**Records provided:**
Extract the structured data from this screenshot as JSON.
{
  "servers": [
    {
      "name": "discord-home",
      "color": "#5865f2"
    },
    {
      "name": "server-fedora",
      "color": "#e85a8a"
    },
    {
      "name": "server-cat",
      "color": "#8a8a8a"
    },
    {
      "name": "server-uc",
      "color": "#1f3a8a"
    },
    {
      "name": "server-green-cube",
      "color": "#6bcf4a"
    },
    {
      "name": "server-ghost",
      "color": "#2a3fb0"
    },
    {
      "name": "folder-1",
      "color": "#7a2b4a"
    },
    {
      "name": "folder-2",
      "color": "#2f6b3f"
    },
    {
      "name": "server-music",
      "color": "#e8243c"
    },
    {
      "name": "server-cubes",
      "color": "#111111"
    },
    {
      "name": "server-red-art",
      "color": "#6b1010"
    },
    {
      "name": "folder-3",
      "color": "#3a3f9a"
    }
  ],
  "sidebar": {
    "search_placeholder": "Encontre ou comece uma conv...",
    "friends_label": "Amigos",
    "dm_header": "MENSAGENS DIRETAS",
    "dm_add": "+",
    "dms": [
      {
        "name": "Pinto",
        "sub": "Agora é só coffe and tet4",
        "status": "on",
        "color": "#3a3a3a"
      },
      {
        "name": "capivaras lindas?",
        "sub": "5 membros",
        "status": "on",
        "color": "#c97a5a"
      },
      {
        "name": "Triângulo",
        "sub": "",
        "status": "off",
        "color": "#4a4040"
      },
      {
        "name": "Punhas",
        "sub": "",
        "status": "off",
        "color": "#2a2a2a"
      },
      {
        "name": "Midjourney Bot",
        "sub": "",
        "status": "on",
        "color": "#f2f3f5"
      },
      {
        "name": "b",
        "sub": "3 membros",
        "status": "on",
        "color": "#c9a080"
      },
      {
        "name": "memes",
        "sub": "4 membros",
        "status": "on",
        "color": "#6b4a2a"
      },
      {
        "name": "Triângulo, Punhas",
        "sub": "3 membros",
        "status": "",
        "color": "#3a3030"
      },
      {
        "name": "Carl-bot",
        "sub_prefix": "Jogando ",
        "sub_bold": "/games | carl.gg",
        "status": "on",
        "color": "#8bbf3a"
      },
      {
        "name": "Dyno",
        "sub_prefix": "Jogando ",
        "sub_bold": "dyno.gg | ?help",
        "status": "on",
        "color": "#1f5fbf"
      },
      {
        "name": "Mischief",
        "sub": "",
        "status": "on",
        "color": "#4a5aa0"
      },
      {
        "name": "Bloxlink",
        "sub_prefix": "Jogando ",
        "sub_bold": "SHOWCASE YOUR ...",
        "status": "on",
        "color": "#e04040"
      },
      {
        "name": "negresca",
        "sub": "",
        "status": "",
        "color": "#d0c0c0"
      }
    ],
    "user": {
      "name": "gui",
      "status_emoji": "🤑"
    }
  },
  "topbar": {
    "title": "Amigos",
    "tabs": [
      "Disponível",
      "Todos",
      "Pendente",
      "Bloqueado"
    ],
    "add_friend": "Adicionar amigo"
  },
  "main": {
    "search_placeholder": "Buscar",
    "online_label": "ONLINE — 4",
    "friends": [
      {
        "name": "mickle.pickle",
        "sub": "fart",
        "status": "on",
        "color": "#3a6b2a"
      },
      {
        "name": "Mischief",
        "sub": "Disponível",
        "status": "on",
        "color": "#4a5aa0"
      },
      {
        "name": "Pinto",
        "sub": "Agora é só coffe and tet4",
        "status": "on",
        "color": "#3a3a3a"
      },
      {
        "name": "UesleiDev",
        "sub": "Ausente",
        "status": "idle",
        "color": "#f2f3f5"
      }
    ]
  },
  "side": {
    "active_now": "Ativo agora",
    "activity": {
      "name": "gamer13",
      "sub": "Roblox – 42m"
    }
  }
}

**Problem:** Send back every record, precisely as written.

**Exercise result:**
Extract the structured data from this screenshot as JSON.
{
  "servers": [
    {
      "name": "discord-home",
      "color": "#5865f2"
    },
    {
      "name": "server-fedora",
      "color": "#e85a8a"
    },
    {
      "name": "server-cat",
      "color": "#8a8a8a"
    },
    {
      "name": "server-uc",
      "color": "#1f3a8a"
    },
    {
      "name": "server-green-cube",
      "color": "#6bcf4a"
    },
    {
      "name": "server-ghost",
      "color": "#2a3fb0"
    },
    {
      "name": "folder-1",
      "color": "#7a2b4a"
    },
    {
      "name": "folder-2",
      "color": "#2f6b3f"
    },
    {
      "name": "server-music",
      "color": "#e8243c"
    },
    {
      "name": "server-cubes",
      "color": "#111111"
    },
    {
      "name": "server-red-art",
      "color": "#6b1010"
    },
    {
      "name": "folder-3",
      "color": "#3a3f9a"
    }
  ],
  "sidebar": {
    "search_placeholder": "Encontre ou comece uma conv...",
    "friends_label": "Amigos",
    "dm_header": "MENSAGENS DIRETAS",
    "dm_add": "+",
    "dms": [
      {
        "name": "Pinto",
        "sub": "Agora é só coffe and tet4",
        "status": "on",
        "color": "#3a3a3a"
      },
      {
        "name": "capivaras lindas?",
        "sub": "5 membros",
        "status": "on",
        "color": "#c97a5a"
      },
      {
        "name": "Triângulo",
        "sub": "",
        "status": "off",
        "color": "#4a4040"
      },
      {
        "name": "Punhas",
        "sub": "",
        "status": "off",
        "color": "#2a2a2a"
      },
      {
        "name": "Midjourney Bot",
        "sub": "",
        "status": "on",
        "color": "#f2f3f5"
      },
      {
        "name": "b",
        "sub": "3 membros",
        "status": "on",
        "color": "#c9a080"
      },
      {
        "name": "memes",
        "sub": "4 membros",
        "status": "on",
        "color": "#6b4a2a"
      },
      {
        "name": "Triângulo, Punhas",
        "sub": "3 membros",
        "status": "",
        "color": "#3a3030"
      },
      {
        "name": "Carl-bot",
        "sub_prefix": "Jogando ",
        "sub_bold": "/games | carl.gg",
        "status": "on",
        "color": "#8bbf3a"
      },
      {
        "name": "Dyno",
        "sub_prefix": "Jogando ",
        "sub_bold": "dyno.gg | ?help",
        "status": "on",
        "color": "#1f5fbf"
      },
      {
        "name": "Mischief",
        "sub": "",
        "status": "on",
        "color": "#4a5aa0"
      },
      {
        "name": "Bloxlink",
        "sub_prefix": "Jogando ",
        "sub_bold": "SHOWCASE YOUR ...",
        "status": "on",
        "color": "#e04040"
      },
      {
        "name": "negresca",
        "sub": "",
        "status": "",
        "color": "#d0c0c0"
      }
    ],
    "user": {
      "name": "gui",
      "status_emoji": "🤑"
    }
  },
  "topbar": {
    "title": "Amigos",
    "tabs": [
      "Disponível",
      "Todos",
      "Pendente",
      "Bloqueado"
    ],
    "add_friend": "Adicionar amigo"
  },
  "main": {
    "search_placeholder": "Buscar",
    "online_label": "ONLINE — 4",
    "friends": [
      {
        "name": "mickle.pickle",
        "sub": "fart",
        "status": "on",
        "color": "#3a6b2a"
      },
      {
        "name": "Mischief",
        "sub": "Disponível",
        "status": "on",
        "color": "#4a5aa0"
      },
      {
        "name": "Pinto",
        "sub": "Agora é só coffe and tet4",
        "status": "on",
        "color": "#3a3a3a"
      },
      {
        "name": "UesleiDev",
        "sub": "Ausente",
        "status": "idle",
        "color": "#f2f3f5"
      }
    ]
  },
  "side": {
    "active_now": "Ativo agora",
    "activity": {
      "name": "gamer13",
      "sub": "Roblox – 42m"
    }
  }
}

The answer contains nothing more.